Each line below with the string "Initial" should be copied.

Content starts

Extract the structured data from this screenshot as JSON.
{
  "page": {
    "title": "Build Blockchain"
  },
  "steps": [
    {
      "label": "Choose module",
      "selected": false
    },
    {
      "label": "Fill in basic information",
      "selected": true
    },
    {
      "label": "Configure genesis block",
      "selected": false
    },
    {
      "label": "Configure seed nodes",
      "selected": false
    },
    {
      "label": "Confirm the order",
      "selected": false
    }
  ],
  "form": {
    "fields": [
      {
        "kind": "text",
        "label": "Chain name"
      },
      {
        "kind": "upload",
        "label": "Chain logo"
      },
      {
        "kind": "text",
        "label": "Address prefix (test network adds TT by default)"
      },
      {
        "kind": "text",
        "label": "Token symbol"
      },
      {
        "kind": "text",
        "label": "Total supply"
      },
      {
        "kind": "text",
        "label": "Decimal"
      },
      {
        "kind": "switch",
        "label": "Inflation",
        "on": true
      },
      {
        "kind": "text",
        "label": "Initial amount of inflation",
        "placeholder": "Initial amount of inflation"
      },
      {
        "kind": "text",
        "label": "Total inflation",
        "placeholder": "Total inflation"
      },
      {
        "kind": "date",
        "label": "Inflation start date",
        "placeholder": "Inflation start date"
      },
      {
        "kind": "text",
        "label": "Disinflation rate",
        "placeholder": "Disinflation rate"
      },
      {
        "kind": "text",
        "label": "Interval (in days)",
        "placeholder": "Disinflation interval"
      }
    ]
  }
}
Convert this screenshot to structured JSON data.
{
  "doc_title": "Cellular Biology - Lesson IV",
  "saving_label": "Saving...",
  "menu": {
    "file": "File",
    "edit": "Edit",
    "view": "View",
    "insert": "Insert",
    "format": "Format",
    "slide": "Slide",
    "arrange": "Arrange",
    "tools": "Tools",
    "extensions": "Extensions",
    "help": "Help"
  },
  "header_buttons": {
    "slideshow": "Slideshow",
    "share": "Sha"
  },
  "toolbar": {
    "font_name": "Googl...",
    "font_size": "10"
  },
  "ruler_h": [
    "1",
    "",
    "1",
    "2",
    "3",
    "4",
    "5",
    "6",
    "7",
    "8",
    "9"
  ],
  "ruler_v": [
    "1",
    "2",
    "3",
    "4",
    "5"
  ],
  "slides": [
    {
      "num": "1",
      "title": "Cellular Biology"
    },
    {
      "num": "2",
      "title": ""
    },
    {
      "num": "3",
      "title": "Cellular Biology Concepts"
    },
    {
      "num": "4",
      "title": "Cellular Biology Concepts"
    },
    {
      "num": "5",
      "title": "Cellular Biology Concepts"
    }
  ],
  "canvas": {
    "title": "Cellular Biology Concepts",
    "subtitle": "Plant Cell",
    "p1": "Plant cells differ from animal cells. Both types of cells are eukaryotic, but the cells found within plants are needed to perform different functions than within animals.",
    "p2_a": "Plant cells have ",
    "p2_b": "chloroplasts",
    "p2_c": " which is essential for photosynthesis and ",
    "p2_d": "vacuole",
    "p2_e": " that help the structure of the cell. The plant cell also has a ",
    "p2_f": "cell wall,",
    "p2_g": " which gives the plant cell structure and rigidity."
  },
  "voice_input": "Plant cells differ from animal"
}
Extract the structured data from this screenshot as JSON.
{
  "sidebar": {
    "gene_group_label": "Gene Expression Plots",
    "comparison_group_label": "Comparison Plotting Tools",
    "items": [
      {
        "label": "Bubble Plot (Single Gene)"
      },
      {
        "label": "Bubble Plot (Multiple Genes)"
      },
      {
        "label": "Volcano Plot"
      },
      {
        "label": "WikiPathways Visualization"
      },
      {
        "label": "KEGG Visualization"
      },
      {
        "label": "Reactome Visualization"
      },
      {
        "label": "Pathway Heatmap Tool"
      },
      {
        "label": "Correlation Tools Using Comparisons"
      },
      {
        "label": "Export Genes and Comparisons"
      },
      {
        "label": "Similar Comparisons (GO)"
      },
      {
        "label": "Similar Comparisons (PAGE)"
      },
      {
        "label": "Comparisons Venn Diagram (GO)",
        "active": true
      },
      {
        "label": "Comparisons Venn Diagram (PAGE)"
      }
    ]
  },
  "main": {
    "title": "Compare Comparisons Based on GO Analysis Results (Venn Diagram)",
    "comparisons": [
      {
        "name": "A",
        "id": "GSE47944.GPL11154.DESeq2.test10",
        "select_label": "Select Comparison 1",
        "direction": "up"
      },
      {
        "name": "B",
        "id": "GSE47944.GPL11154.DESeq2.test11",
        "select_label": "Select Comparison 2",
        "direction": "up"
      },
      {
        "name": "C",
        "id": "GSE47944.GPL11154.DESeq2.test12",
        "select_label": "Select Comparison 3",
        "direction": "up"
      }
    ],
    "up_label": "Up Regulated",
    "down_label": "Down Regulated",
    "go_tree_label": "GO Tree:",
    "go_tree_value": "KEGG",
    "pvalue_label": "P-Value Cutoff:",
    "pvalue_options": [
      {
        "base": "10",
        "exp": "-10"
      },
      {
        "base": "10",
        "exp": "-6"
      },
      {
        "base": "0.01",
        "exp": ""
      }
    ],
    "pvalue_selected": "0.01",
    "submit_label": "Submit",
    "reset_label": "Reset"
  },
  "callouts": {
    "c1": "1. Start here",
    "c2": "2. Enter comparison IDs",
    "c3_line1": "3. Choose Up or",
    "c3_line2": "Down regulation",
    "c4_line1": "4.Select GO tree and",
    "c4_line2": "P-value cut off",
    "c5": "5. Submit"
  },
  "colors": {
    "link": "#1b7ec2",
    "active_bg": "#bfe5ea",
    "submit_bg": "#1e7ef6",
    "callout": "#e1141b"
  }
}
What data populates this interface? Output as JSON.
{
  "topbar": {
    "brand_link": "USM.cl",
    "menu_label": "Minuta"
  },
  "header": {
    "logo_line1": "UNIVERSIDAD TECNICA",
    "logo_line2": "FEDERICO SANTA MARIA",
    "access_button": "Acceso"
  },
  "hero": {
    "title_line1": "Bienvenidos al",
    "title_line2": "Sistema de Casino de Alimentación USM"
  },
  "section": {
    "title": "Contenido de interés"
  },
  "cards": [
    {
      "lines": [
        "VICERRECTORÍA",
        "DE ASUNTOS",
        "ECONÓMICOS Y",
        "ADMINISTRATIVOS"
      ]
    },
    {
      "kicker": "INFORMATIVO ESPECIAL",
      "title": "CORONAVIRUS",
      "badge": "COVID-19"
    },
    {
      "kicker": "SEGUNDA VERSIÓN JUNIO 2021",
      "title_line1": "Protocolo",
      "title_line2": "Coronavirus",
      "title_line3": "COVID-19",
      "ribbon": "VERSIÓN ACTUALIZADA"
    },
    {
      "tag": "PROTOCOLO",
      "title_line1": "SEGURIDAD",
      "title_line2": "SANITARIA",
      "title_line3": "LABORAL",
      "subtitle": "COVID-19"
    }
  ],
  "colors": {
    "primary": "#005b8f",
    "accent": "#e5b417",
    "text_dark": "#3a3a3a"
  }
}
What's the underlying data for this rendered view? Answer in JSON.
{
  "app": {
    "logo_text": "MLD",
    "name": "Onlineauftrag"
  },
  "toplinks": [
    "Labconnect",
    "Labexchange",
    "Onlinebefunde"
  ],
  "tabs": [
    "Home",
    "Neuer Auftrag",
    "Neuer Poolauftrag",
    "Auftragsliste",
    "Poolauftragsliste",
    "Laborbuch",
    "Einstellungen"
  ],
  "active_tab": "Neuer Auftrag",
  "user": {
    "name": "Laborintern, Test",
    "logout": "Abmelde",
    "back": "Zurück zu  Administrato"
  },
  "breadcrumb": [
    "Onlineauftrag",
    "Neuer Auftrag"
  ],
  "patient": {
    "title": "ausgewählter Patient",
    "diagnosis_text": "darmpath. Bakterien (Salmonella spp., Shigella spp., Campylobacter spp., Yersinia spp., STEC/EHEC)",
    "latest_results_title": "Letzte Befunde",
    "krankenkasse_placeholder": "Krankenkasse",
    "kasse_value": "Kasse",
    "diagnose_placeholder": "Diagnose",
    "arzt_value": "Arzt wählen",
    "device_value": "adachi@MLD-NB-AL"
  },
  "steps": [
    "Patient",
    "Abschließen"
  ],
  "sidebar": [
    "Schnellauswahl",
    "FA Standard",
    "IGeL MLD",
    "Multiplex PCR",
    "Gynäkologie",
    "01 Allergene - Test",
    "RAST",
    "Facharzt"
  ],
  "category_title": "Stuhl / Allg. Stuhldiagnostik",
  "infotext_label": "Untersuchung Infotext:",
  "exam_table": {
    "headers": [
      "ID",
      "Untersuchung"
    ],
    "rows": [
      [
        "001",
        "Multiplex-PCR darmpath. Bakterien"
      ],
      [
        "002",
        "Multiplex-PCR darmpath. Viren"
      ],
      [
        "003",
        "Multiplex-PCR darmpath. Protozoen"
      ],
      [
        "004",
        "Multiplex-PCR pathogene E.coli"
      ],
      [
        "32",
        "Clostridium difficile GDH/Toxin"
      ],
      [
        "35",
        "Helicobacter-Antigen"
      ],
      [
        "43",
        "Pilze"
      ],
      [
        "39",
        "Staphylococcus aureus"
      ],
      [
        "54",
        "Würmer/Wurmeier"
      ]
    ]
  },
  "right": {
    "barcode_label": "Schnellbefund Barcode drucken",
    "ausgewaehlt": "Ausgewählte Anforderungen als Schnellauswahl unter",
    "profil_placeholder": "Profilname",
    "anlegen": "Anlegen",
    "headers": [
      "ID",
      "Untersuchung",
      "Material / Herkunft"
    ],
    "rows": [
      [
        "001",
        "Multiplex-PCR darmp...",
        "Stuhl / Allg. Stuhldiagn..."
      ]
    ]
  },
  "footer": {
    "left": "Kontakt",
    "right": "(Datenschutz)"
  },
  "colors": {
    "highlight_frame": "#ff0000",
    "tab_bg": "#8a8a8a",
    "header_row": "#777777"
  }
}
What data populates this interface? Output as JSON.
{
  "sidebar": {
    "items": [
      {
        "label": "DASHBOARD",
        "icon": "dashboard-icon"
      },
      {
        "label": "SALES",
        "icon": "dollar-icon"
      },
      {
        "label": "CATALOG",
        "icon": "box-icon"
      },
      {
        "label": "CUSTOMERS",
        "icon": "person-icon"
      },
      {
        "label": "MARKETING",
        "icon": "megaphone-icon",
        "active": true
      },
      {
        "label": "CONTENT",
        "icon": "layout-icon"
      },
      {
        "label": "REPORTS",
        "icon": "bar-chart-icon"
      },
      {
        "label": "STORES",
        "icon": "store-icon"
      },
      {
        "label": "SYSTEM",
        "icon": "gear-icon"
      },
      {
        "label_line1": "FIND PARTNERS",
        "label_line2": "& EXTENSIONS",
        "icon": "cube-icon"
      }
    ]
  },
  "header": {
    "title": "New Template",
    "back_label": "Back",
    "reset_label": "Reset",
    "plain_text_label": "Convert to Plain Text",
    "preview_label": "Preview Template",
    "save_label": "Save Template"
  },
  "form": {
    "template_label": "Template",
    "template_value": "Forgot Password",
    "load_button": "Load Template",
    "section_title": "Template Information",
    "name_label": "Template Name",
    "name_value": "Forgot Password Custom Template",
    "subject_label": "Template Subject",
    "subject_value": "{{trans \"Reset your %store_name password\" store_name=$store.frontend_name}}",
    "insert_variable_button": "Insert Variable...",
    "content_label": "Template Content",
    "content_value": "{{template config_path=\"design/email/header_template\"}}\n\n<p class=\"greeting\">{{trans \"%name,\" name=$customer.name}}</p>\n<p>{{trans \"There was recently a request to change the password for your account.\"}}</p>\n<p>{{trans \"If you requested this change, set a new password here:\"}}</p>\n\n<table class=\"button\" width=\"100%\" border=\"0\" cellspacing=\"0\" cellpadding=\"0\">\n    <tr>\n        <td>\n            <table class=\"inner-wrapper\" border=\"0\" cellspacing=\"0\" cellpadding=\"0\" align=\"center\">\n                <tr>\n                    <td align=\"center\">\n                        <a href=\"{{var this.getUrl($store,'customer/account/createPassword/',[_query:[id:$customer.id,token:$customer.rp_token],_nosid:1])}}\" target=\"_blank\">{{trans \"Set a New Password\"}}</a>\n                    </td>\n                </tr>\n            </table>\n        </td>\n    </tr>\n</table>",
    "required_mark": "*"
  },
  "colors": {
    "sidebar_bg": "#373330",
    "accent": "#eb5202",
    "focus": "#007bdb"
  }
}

Content ends

__Solved problem__
        "label": "Initial amount of inflation",
        "placeholder": "Initial amount of inflation"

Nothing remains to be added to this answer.